*** DATA SECTION ***

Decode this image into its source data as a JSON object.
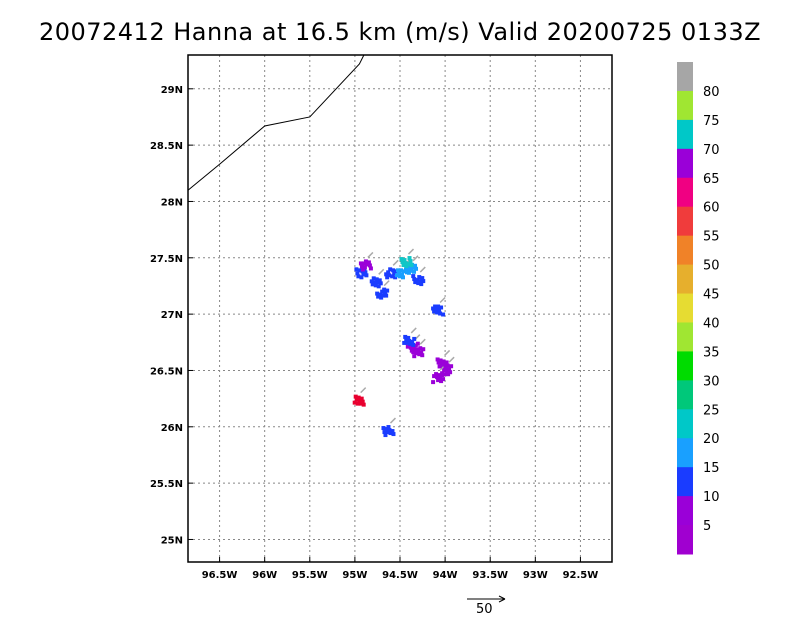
{
  "title": "20072412 Hanna at 16.5 km (m/s) Valid 20200725 0133Z",
  "map": {
    "lon_range": [
      -96.85,
      -92.15
    ],
    "lat_range": [
      24.8,
      29.3
    ],
    "lon_ticks": [
      {
        "value": -96.5,
        "label": "96.5W"
      },
      {
        "value": -96.0,
        "label": "96W"
      },
      {
        "value": -95.5,
        "label": "95.5W"
      },
      {
        "value": -95.0,
        "label": "95W"
      },
      {
        "value": -94.5,
        "label": "94.5W"
      },
      {
        "value": -94.0,
        "label": "94W"
      },
      {
        "value": -93.5,
        "label": "93.5W"
      },
      {
        "value": -93.0,
        "label": "93W"
      },
      {
        "value": -92.5,
        "label": "92.5W"
      }
    ],
    "lat_ticks": [
      {
        "value": 29.0,
        "label": "29N"
      },
      {
        "value": 28.5,
        "label": "28.5N"
      },
      {
        "value": 28.0,
        "label": "28N"
      },
      {
        "value": 27.5,
        "label": "27.5N"
      },
      {
        "value": 27.0,
        "label": "27N"
      },
      {
        "value": 26.5,
        "label": "26.5N"
      },
      {
        "value": 26.0,
        "label": "26N"
      },
      {
        "value": 25.5,
        "label": "25.5N"
      },
      {
        "value": 25.0,
        "label": "25N"
      }
    ],
    "coastline": [
      [
        -96.85,
        28.1
      ],
      [
        -96.5,
        28.33
      ],
      [
        -96.0,
        28.67
      ],
      [
        -95.5,
        28.75
      ],
      [
        -94.95,
        29.22
      ],
      [
        -94.9,
        29.3
      ]
    ],
    "coast_color": "#000000",
    "grid": true
  },
  "wind_blobs": [
    {
      "lon": -94.95,
      "lat": 27.38,
      "color": "#1a3cff"
    },
    {
      "lon": -94.9,
      "lat": 27.45,
      "color": "#9a00d8"
    },
    {
      "lon": -94.78,
      "lat": 27.3,
      "color": "#1a3cff"
    },
    {
      "lon": -94.72,
      "lat": 27.2,
      "color": "#1a3cff"
    },
    {
      "lon": -94.62,
      "lat": 27.38,
      "color": "#1a3cff"
    },
    {
      "lon": -94.5,
      "lat": 27.38,
      "color": "#19a0ff"
    },
    {
      "lon": -94.4,
      "lat": 27.42,
      "color": "#19a0ff"
    },
    {
      "lon": -94.32,
      "lat": 27.32,
      "color": "#1a3cff"
    },
    {
      "lon": -94.45,
      "lat": 27.48,
      "color": "#11c6c6"
    },
    {
      "lon": -94.1,
      "lat": 27.05,
      "color": "#1a3cff"
    },
    {
      "lon": -94.38,
      "lat": 26.72,
      "color": "#9a00d8"
    },
    {
      "lon": -94.32,
      "lat": 26.68,
      "color": "#9a00d8"
    },
    {
      "lon": -94.42,
      "lat": 26.78,
      "color": "#1a3cff"
    },
    {
      "lon": -94.0,
      "lat": 26.52,
      "color": "#9a00d8"
    },
    {
      "lon": -94.1,
      "lat": 26.45,
      "color": "#9a00d8"
    },
    {
      "lon": -94.05,
      "lat": 26.58,
      "color": "#9a00d8"
    },
    {
      "lon": -94.65,
      "lat": 25.98,
      "color": "#1a3cff"
    },
    {
      "lon": -94.98,
      "lat": 26.25,
      "color": "#e8002f"
    }
  ],
  "colorbar": {
    "segments": [
      {
        "color": "#a6a6a6"
      },
      {
        "color": "#a0e632"
      },
      {
        "color": "#00c8c8"
      },
      {
        "color": "#9a00d8"
      },
      {
        "color": "#f00082"
      },
      {
        "color": "#f03c3c"
      },
      {
        "color": "#f08228"
      },
      {
        "color": "#e6af2d"
      },
      {
        "color": "#e6dc32"
      },
      {
        "color": "#a0e632"
      },
      {
        "color": "#00dc00"
      },
      {
        "color": "#00c87a"
      },
      {
        "color": "#00c8c8"
      },
      {
        "color": "#19a0ff"
      },
      {
        "color": "#1a3cff"
      },
      {
        "color": "#9a00d8"
      },
      {
        "color": "#a000d0"
      }
    ],
    "labels": [
      "80",
      "75",
      "70",
      "65",
      "60",
      "55",
      "50",
      "45",
      "40",
      "35",
      "30",
      "25",
      "20",
      "15",
      "10",
      "5"
    ]
  },
  "scale_vector": {
    "label": "50"
  }
}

***

**DIRECTIVE:**
Each line of the material must be retyped exactly, except that images are omitted.

**RESPONSE BELOW:**
Decode this image into its source data as a JSON object.
{
  "title": "20072412 Hanna at 16.5 km (m/s) Valid 20200725 0133Z",
  "map": {
    "lon_range": [
      -96.85,
      -92.15
    ],
    "lat_range": [
      24.8,
      29.3
    ],
    "lon_ticks": [
      {
        "value": -96.5,
        "label": "96.5W"
      },
      {
        "value": -96.0,
        "label": "96W"
      },
      {
        "value": -95.5,
        "label": "95.5W"
      },
      {
        "value": -95.0,
        "label": "95W"
      },
      {
        "value": -94.5,
        "label": "94.5W"
      },
      {
        "value": -94.0,
        "label": "94W"
      },
      {
        "value": -93.5,
        "label": "93.5W"
      },
      {
        "value": -93.0,
        "label": "93W"
      },
      {
        "value": -92.5,
        "label": "92.5W"
      }
    ],
    "lat_ticks": [
      {
        "value": 29.0,
        "label": "29N"
      },
      {
        "value": 28.5,
        "label": "28.5N"
      },
      {
        "value": 28.0,
        "label": "28N"
      },
      {
        "value": 27.5,
        "label": "27.5N"
      },
      {
        "value": 27.0,
        "label": "27N"
      },
      {
        "value": 26.5,
        "label": "26.5N"
      },
      {
        "value": 26.0,
        "label": "26N"
      },
      {
        "value": 25.5,
        "label": "25.5N"
      },
      {
        "value": 25.0,
        "label": "25N"
      }
    ],
    "coastline": [
      [
        -96.85,
        28.1
      ],
      [
        -96.5,
        28.33
      ],
      [
        -96.0,
        28.67
      ],
      [
        -95.5,
        28.75
      ],
      [
        -94.95,
        29.22
      ],
      [
        -94.9,
        29.3
      ]
    ],
    "coast_color": "#000000",
    "grid": true
  },
  "wind_blobs": [
    {
      "lon": -94.95,
      "lat": 27.38,
      "color": "#1a3cff"
    },
    {
      "lon": -94.9,
      "lat": 27.45,
      "color": "#9a00d8"
    },
    {
      "lon": -94.78,
      "lat": 27.3,
      "color": "#1a3cff"
    },
    {
      "lon": -94.72,
      "lat": 27.2,
      "color": "#1a3cff"
    },
    {
      "lon": -94.62,
      "lat": 27.38,
      "color": "#1a3cff"
    },
    {
      "lon": -94.5,
      "lat": 27.38,
      "color": "#19a0ff"
    },
    {
      "lon": -94.4,
      "lat": 27.42,
      "color": "#19a0ff"
    },
    {
      "lon": -94.32,
      "lat": 27.32,
      "color": "#1a3cff"
    },
    {
      "lon": -94.45,
      "lat": 27.48,
      "color": "#11c6c6"
    },
    {
      "lon": -94.1,
      "lat": 27.05,
      "color": "#1a3cff"
    },
    {
      "lon": -94.38,
      "lat": 26.72,
      "color": "#9a00d8"
    },
    {
      "lon": -94.32,
      "lat": 26.68,
      "color": "#9a00d8"
    },
    {
      "lon": -94.42,
      "lat": 26.78,
      "color": "#1a3cff"
    },
    {
      "lon": -94.0,
      "lat": 26.52,
      "color": "#9a00d8"
    },
    {
      "lon": -94.1,
      "lat": 26.45,
      "color": "#9a00d8"
    },
    {
      "lon": -94.05,
      "lat": 26.58,
      "color": "#9a00d8"
    },
    {
      "lon": -94.65,
      "lat": 25.98,
      "color": "#1a3cff"
    },
    {
      "lon": -94.98,
      "lat": 26.25,
      "color": "#e8002f"
    }
  ],
  "colorbar": {
    "segments": [
      {
        "color": "#a6a6a6"
      },
      {
        "color": "#a0e632"
      },
      {
        "color": "#00c8c8"
      },
      {
        "color": "#9a00d8"
      },
      {
        "color": "#f00082"
      },
      {
        "color": "#f03c3c"
      },
      {
        "color": "#f08228"
      },
      {
        "color": "#e6af2d"
      },
      {
        "color": "#e6dc32"
      },
      {
        "color": "#a0e632"
      },
      {
        "color": "#00dc00"
      },
      {
        "color": "#00c87a"
      },
      {
        "color": "#00c8c8"
      },
      {
        "color": "#19a0ff"
      },
      {
        "color": "#1a3cff"
      },
      {
        "color": "#9a00d8"
      },
      {
        "color": "#a000d0"
      }
    ],
    "labels": [
      "80",
      "75",
      "70",
      "65",
      "60",
      "55",
      "50",
      "45",
      "40",
      "35",
      "30",
      "25",
      "20",
      "15",
      "10",
      "5"
    ]
  },
  "scale_vector": {
    "label": "50"
  }
}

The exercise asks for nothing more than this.